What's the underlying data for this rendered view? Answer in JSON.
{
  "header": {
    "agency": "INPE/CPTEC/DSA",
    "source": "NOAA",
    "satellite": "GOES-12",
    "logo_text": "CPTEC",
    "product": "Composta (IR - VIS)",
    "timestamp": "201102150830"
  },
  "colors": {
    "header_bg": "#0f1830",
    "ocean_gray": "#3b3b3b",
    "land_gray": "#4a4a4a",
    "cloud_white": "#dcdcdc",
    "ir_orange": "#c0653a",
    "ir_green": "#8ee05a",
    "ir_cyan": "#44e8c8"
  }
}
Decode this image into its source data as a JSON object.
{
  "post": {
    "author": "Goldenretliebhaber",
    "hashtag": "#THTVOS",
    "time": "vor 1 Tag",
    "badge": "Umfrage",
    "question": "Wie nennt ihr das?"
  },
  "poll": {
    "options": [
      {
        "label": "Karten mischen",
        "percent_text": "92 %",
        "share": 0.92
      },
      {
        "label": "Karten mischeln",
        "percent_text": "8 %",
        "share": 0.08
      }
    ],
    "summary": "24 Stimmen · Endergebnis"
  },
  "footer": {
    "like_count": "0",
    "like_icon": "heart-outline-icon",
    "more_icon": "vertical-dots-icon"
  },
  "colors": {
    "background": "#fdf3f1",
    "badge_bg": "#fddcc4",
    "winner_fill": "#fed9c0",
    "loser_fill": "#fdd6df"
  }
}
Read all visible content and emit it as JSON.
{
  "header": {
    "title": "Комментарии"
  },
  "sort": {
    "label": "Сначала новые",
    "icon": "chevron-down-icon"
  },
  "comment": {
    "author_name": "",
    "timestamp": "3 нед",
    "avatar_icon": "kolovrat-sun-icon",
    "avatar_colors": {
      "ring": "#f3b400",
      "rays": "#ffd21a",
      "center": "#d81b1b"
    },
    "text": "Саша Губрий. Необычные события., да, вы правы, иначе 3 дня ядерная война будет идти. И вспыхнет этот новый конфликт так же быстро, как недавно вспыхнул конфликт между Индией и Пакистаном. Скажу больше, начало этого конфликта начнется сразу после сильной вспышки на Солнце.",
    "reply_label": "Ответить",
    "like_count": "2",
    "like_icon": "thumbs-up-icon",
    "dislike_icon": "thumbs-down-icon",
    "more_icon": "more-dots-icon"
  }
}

**What is being asked**.
Reproduce the entries above exactly.

**Response to this task**.
What's the underlying data for this rendered view? Answer in JSON.
{
  "header": {
    "agency": "INPE/CPTEC/DSA",
    "source": "NOAA",
    "satellite": "GOES-12",
    "logo_text": "CPTEC",
    "product": "Composta (IR - VIS)",
    "timestamp": "201102150830"
  },
  "colors": {
    "header_bg": "#0f1830",
    "ocean_gray": "#3b3b3b",
    "land_gray": "#4a4a4a",
    "cloud_white": "#dcdcdc",
    "ir_orange": "#c0653a",
    "ir_green": "#8ee05a",
    "ir_cyan": "#44e8c8"
  }
}
Decode this image into its source data as a JSON object.
{
  "post": {
    "author": "Goldenretliebhaber",
    "hashtag": "#THTVOS",
    "time": "vor 1 Tag",
    "badge": "Umfrage",
    "question": "Wie nennt ihr das?"
  },
  "poll": {
    "options": [
      {
        "label": "Karten mischen",
        "percent_text": "92 %",
        "share": 0.92
      },
      {
        "label": "Karten mischeln",
        "percent_text": "8 %",
        "share": 0.08
      }
    ],
    "summary": "24 Stimmen · Endergebnis"
  },
  "footer": {
    "like_count": "0",
    "like_icon": "heart-outline-icon",
    "more_icon": "vertical-dots-icon"
  },
  "colors": {
    "background": "#fdf3f1",
    "badge_bg": "#fddcc4",
    "winner_fill": "#fed9c0",
    "loser_fill": "#fdd6df"
  }
}
Read all visible content and emit it as JSON.
{
  "header": {
    "title": "Комментарии"
  },
  "sort": {
    "label": "Сначала новые",
    "icon": "chevron-down-icon"
  },
  "comment": {
    "author_name": "",
    "timestamp": "3 нед",
    "avatar_icon": "kolovrat-sun-icon",
    "avatar_colors": {
      "ring": "#f3b400",
      "rays": "#ffd21a",
      "center": "#d81b1b"
    },
    "text": "Саша Губрий. Необычные события., да, вы правы, иначе 3 дня ядерная война будет идти. И вспыхнет этот новый конфликт так же быстро, как недавно вспыхнул конфликт между Индией и Пакистаном. Скажу больше, начало этого конфликта начнется сразу после сильной вспышки на Солнце.",
    "reply_label": "Ответить",
    "like_count": "2",
    "like_icon": "thumbs-up-icon",
    "dislike_icon": "thumbs-down-icon",
    "more_icon": "more-dots-icon"
  }
}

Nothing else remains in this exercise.